Exercise requirements => Go through the data below. Pull out every line that has the word "title".

Records supplied =>

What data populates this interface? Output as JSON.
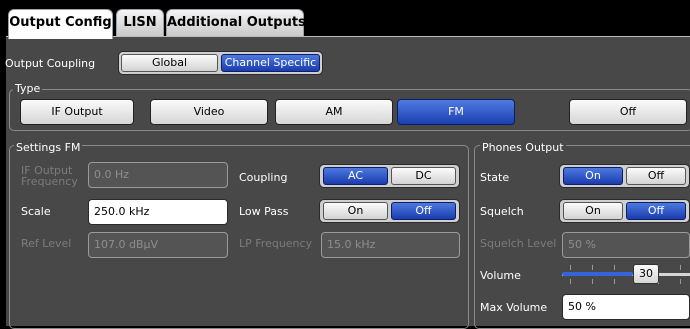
{
  "tabs": [
    {
      "label": "Output Config",
      "active": true
    },
    {
      "label": "LISN",
      "active": false
    },
    {
      "label": "Additional Outputs",
      "active": false
    }
  ],
  "coupling": {
    "label": "Output Coupling",
    "options": [
      "Global",
      "Channel Specific"
    ],
    "selected": "Channel Specific"
  },
  "type": {
    "title": "Type",
    "options": [
      "IF Output",
      "Video",
      "AM",
      "FM",
      "Off"
    ],
    "selected": "FM"
  },
  "settings": {
    "title": "Settings FM",
    "if_output_label_line1": "IF Output",
    "if_output_label_line2": "Frequency",
    "if_output_value": "0.0 Hz",
    "scale_label": "Scale",
    "scale_value": "250.0 kHz",
    "ref_level_label": "Ref Level",
    "ref_level_value": "107.0 dBµV",
    "coupling_label": "Coupling",
    "coupling_options": [
      "AC",
      "DC"
    ],
    "coupling_selected": "AC",
    "lowpass_label": "Low Pass",
    "lowpass_options": [
      "On",
      "Off"
    ],
    "lowpass_selected": "Off",
    "lp_freq_label": "LP Frequency",
    "lp_freq_value": "15.0 kHz"
  },
  "phones": {
    "title": "Phones Output",
    "state_label": "State",
    "state_options": [
      "On",
      "Off"
    ],
    "state_selected": "On",
    "squelch_label": "Squelch",
    "squelch_options": [
      "On",
      "Off"
    ],
    "squelch_selected": "Off",
    "squelch_level_label": "Squelch Level",
    "squelch_level_value": "50 %",
    "volume_label": "Volume",
    "volume_value": "30",
    "volume_fraction": 0.3,
    "max_volume_label": "Max Volume",
    "max_volume_value": "50 %"
  },
  "colors": {
    "selected": "#1c3fb0",
    "background": "#484848",
    "disabled_text": "#7c7c7c"
  }
}
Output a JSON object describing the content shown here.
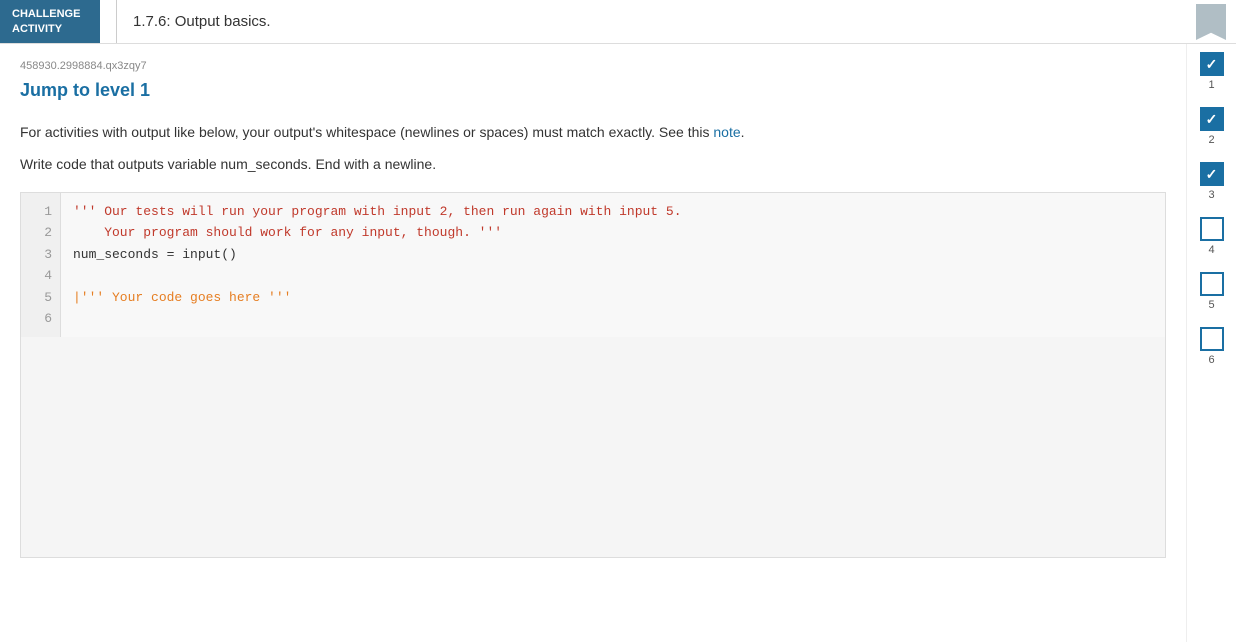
{
  "header": {
    "badge_line1": "CHALLENGE",
    "badge_line2": "ACTIVITY",
    "title": "1.7.6: Output basics.",
    "bookmark_color": "#b0bec5"
  },
  "content": {
    "activity_id": "458930.2998884.qx3zqy7",
    "jump_to_level_label": "Jump to level 1",
    "instruction1": "For activities with output like below, your output's whitespace (newlines or spaces) must match exactly. See this ",
    "note_link": "note",
    "instruction1_end": ".",
    "instruction2": "Write code that outputs variable num_seconds. End with a newline."
  },
  "code_lines": [
    {
      "number": "1",
      "text": "''' Our tests will run your program with input 2, then run again with input 5.",
      "type": "comment"
    },
    {
      "number": "2",
      "text": "    Your program should work for any input, though. '''",
      "type": "comment"
    },
    {
      "number": "3",
      "text": "num_seconds = input()",
      "type": "normal"
    },
    {
      "number": "4",
      "text": "",
      "type": "normal"
    },
    {
      "number": "5",
      "text": "''' Your code goes here '''",
      "type": "highlight"
    },
    {
      "number": "6",
      "text": "",
      "type": "normal"
    }
  ],
  "sidebar": {
    "levels": [
      {
        "number": "1",
        "checked": true
      },
      {
        "number": "2",
        "checked": true
      },
      {
        "number": "3",
        "checked": true
      },
      {
        "number": "4",
        "checked": false
      },
      {
        "number": "5",
        "checked": false
      },
      {
        "number": "6",
        "checked": false
      }
    ]
  }
}
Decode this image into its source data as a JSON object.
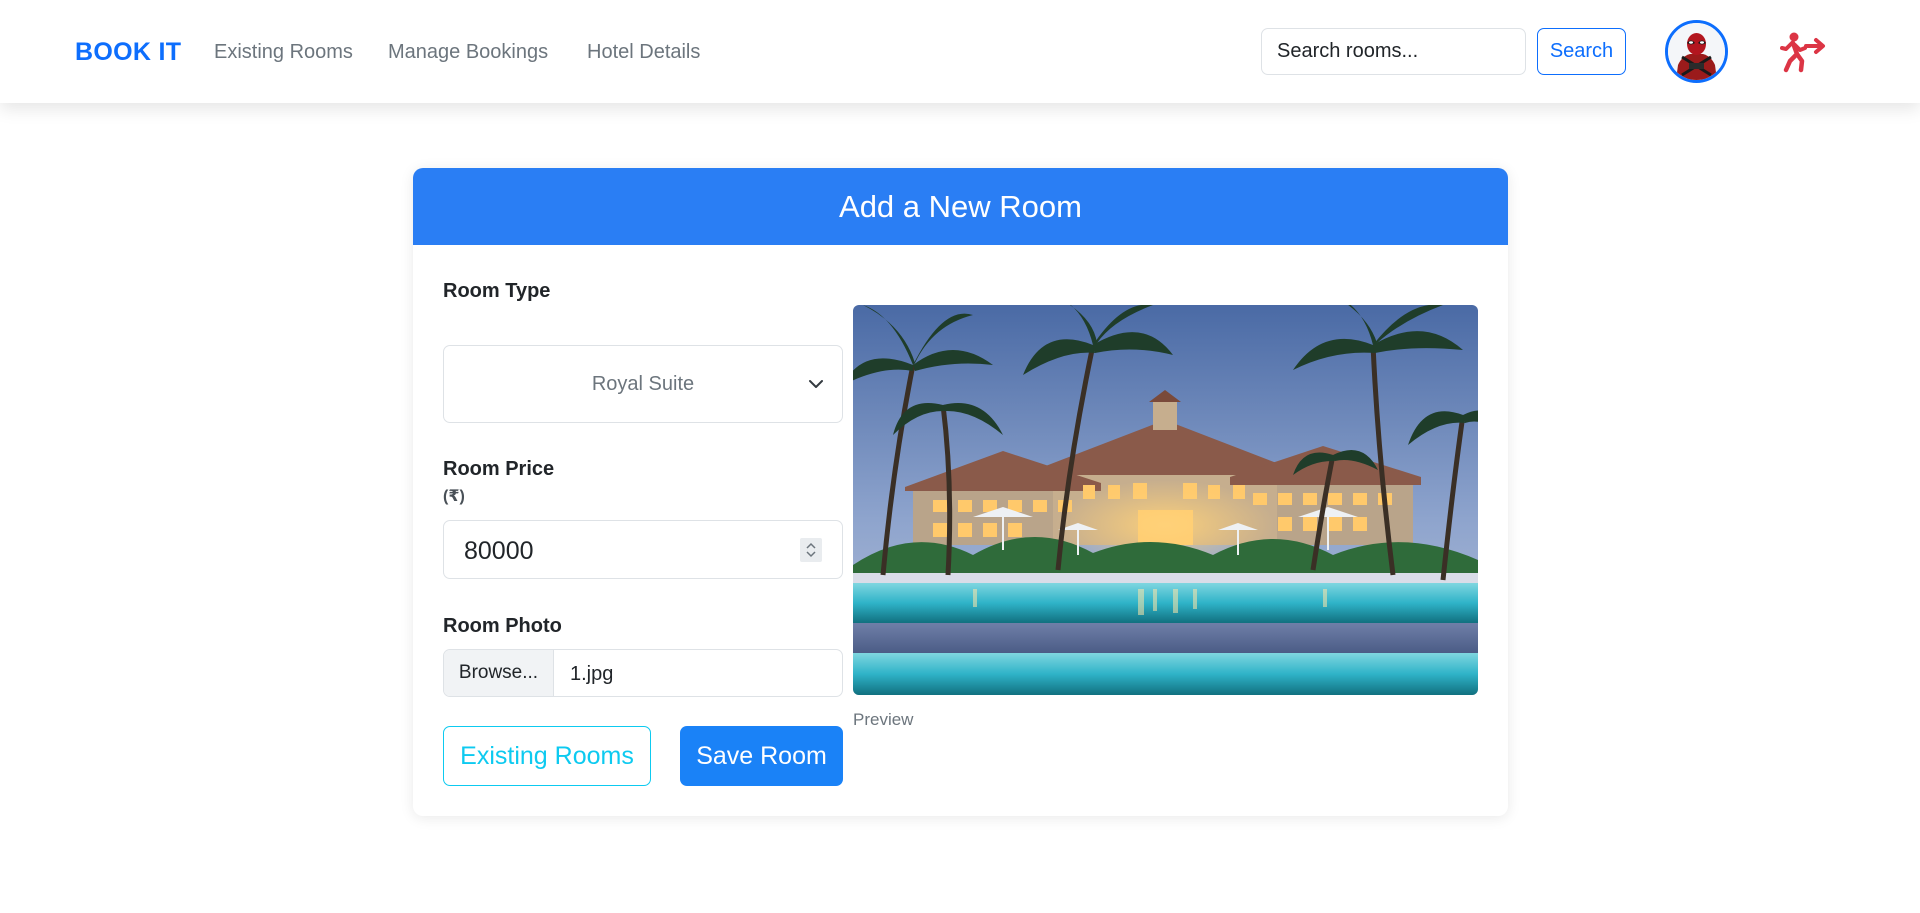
{
  "navbar": {
    "brand": "BOOK IT",
    "links": [
      "Existing Rooms",
      "Manage Bookings",
      "Hotel Details"
    ],
    "search_placeholder": "Search rooms...",
    "search_button": "Search",
    "logout_icon": "logout-run-icon"
  },
  "form": {
    "title": "Add a New Room",
    "room_type_label": "Room Type",
    "room_type_value": "Royal Suite",
    "room_price_label": "Room Price",
    "room_price_unit": "(₹)",
    "room_price_value": "80000",
    "room_photo_label": "Room Photo",
    "browse_label": "Browse...",
    "file_name": "1.jpg",
    "preview_caption": "Preview",
    "existing_rooms_button": "Existing Rooms",
    "save_button": "Save Room"
  },
  "colors": {
    "brand": "#0d6efd",
    "header": "#2a7ef4",
    "outline_button": "#0dcaf0",
    "logout": "#dc3545"
  }
}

Exercise solution =>
    "title": "Type",
    "title": "Settings FM",
    "title": "Phones Output",
    "title": "1.7.6: Output basics.",
    "title": "Add a New Room",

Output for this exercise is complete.